GOAL – Gather all lines in the data that hold the string "Energy".
___ GIVEN RECORDS ___
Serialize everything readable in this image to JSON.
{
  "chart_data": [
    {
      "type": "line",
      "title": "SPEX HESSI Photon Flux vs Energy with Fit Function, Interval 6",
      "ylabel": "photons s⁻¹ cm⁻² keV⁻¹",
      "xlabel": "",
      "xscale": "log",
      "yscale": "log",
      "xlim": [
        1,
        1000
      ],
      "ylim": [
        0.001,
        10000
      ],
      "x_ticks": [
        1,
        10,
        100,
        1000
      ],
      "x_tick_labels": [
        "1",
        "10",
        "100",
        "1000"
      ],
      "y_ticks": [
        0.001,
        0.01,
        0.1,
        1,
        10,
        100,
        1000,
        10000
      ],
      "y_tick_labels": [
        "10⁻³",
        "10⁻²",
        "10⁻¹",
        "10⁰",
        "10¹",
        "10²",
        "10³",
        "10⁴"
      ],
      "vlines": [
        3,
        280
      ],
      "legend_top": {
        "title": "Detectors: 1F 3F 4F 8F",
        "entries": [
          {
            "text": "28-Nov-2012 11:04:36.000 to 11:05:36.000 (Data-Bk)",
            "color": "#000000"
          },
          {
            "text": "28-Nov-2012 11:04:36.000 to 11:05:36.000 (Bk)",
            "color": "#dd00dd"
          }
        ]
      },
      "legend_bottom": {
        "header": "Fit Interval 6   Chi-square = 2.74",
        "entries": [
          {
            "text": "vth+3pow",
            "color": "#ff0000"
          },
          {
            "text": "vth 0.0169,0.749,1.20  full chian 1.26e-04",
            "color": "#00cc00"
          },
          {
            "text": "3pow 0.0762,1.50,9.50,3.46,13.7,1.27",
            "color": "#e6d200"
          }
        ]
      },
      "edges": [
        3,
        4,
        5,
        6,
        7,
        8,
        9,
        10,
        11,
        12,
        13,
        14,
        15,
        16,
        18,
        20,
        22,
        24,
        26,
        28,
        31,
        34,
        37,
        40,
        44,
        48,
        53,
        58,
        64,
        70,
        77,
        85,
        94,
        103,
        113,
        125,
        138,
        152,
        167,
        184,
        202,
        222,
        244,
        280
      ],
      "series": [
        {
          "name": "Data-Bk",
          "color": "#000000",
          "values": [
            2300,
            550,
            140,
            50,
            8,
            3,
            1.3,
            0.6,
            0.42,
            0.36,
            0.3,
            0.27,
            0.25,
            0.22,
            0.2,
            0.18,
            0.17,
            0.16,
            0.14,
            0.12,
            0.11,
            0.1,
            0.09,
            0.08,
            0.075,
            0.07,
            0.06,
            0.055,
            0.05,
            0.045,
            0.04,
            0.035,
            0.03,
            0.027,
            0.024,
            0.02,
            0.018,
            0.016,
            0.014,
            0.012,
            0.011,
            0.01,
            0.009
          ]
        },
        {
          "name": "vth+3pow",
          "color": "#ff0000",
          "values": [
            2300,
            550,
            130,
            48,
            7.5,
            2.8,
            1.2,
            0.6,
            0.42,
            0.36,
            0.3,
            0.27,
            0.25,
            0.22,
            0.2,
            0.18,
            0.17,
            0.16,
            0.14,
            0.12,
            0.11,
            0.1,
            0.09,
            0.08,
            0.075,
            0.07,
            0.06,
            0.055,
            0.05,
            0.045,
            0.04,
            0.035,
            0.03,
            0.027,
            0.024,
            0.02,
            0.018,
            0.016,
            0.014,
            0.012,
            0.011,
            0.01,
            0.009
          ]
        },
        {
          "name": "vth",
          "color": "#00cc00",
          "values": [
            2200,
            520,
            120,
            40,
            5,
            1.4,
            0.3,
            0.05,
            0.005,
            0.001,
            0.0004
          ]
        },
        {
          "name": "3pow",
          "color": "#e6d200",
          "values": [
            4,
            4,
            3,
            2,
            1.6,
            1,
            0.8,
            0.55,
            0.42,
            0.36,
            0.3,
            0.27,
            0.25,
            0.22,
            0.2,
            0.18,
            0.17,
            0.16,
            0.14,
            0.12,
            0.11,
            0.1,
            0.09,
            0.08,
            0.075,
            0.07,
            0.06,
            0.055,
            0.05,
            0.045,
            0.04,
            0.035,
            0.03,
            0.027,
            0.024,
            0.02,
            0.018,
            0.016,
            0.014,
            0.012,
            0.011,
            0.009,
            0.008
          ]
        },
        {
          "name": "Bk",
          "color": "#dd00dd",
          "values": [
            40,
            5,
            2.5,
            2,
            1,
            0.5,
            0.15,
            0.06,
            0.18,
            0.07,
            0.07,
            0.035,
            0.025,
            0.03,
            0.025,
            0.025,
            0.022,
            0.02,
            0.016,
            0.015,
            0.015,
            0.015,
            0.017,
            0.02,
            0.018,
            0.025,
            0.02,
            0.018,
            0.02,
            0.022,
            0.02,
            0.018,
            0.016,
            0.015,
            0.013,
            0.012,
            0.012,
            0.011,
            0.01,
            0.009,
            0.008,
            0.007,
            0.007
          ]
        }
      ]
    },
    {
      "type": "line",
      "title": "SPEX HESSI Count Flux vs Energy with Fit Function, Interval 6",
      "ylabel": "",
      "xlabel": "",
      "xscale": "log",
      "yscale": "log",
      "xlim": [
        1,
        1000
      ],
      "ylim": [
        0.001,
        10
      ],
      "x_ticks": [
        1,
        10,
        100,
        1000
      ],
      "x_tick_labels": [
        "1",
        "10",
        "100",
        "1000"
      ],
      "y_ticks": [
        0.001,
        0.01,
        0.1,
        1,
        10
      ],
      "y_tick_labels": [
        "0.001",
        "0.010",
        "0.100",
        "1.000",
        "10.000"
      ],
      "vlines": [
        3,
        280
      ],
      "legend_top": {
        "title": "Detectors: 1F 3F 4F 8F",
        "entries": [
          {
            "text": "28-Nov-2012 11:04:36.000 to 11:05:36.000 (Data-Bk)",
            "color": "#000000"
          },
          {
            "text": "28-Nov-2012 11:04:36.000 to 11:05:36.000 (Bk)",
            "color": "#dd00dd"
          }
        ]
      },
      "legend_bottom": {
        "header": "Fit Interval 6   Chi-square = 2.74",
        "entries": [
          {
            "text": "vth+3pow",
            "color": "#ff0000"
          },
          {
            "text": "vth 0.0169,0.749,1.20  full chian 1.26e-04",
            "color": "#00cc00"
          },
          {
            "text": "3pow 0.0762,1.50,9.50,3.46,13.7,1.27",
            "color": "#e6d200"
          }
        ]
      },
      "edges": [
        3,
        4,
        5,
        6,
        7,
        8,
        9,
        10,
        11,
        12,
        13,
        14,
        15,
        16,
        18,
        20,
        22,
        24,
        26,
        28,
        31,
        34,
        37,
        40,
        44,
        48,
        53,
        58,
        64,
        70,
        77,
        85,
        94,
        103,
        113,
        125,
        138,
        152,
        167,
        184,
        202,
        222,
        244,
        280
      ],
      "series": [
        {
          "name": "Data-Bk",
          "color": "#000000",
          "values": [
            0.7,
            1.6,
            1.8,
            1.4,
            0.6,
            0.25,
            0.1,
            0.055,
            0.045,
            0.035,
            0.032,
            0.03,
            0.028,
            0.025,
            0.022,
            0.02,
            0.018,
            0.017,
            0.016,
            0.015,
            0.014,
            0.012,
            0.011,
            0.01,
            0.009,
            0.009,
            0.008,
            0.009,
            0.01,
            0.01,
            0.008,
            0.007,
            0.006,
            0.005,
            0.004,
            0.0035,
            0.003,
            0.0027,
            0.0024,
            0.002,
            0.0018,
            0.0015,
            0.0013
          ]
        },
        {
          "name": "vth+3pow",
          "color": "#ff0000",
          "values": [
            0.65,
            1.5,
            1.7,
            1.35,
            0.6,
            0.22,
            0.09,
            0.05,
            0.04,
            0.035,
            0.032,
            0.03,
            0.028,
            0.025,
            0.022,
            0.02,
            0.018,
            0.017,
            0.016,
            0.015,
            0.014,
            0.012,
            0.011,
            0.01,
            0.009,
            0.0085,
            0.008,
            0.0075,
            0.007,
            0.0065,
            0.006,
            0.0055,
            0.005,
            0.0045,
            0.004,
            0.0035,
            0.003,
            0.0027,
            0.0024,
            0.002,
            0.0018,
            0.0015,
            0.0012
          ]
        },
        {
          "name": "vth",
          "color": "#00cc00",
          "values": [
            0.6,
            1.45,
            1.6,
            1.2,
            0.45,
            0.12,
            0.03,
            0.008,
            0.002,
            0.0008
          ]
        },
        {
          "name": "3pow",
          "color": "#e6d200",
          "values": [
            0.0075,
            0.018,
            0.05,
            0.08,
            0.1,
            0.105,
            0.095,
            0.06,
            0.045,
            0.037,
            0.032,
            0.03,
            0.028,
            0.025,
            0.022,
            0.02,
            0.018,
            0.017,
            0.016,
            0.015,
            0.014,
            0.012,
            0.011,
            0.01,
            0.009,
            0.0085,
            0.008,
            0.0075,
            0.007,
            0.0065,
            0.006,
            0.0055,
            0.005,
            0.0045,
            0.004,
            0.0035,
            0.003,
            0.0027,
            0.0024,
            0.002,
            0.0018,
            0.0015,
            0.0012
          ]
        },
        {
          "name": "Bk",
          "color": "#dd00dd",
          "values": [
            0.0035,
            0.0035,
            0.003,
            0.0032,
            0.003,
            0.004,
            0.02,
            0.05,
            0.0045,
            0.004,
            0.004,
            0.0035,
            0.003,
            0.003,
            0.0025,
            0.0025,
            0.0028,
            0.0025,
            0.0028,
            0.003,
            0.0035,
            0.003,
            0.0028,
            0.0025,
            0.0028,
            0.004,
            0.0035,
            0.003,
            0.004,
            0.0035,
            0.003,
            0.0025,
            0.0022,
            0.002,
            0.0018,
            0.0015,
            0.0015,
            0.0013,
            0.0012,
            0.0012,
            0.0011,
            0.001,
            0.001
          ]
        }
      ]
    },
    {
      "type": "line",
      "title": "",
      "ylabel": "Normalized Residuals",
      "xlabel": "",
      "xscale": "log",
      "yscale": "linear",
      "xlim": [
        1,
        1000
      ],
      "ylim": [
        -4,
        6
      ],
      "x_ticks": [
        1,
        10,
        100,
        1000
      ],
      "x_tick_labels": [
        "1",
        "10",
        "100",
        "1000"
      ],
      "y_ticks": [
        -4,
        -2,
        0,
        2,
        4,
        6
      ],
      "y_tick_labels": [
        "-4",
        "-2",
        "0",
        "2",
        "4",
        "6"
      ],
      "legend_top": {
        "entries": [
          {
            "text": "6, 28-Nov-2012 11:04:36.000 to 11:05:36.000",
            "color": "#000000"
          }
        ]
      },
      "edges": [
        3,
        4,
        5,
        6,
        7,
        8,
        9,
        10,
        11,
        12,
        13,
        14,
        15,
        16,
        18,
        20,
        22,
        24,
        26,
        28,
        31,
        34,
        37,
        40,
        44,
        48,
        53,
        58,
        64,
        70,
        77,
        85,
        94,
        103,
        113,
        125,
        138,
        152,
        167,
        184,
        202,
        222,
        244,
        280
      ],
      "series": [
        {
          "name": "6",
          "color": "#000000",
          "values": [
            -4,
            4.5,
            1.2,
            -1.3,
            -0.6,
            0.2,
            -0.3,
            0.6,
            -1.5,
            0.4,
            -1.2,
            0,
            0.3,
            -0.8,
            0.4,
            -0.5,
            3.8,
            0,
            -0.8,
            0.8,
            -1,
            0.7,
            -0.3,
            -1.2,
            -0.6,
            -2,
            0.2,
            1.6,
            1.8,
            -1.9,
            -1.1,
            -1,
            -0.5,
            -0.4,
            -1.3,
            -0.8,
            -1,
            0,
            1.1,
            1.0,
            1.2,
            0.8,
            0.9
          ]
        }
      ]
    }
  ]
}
___
SOLVED EXERCISE –
      "title": "SPEX HESSI Photon Flux vs Energy with Fit Function, Interval 6",
      "title": "SPEX HESSI Count Flux vs Energy with Fit Function, Interval 6",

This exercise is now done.